What you need to do:
Report how many lines of these entries hold the string "peasants"; reply with the number alone.

▼

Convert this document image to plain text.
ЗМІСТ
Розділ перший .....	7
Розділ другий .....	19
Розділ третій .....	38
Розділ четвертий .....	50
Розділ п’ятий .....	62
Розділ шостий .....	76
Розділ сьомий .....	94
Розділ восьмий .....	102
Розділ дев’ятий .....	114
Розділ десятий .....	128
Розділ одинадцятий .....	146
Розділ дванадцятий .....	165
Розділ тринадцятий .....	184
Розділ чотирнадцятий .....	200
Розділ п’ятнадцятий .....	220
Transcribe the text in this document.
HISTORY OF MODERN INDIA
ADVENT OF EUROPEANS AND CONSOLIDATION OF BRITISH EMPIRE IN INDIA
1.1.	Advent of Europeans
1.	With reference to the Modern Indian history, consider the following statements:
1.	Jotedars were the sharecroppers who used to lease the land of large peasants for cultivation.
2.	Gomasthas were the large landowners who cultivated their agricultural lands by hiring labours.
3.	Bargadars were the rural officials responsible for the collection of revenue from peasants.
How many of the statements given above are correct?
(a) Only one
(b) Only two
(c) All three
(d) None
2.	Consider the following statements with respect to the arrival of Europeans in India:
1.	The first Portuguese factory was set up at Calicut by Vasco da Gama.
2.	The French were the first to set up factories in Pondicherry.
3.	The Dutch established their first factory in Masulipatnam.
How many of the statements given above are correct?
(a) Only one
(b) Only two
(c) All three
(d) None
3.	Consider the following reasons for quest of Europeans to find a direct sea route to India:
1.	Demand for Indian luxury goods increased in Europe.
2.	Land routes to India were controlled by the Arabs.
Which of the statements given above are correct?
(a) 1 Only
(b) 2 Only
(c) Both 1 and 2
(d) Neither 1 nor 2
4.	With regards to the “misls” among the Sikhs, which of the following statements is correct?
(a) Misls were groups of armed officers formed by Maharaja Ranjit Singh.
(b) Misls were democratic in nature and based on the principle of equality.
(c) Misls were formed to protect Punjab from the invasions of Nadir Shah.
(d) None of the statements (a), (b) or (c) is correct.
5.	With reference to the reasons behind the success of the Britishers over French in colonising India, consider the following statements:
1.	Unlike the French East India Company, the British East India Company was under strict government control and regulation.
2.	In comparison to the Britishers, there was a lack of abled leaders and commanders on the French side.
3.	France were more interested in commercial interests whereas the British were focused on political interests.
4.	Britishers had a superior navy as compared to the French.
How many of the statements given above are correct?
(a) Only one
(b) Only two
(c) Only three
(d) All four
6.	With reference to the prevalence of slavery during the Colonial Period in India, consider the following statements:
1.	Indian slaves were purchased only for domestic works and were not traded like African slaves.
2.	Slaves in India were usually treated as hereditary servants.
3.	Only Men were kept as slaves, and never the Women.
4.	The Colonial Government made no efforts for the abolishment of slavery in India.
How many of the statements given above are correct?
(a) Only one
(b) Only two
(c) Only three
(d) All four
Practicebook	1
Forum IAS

▲

Solution to this problem:
2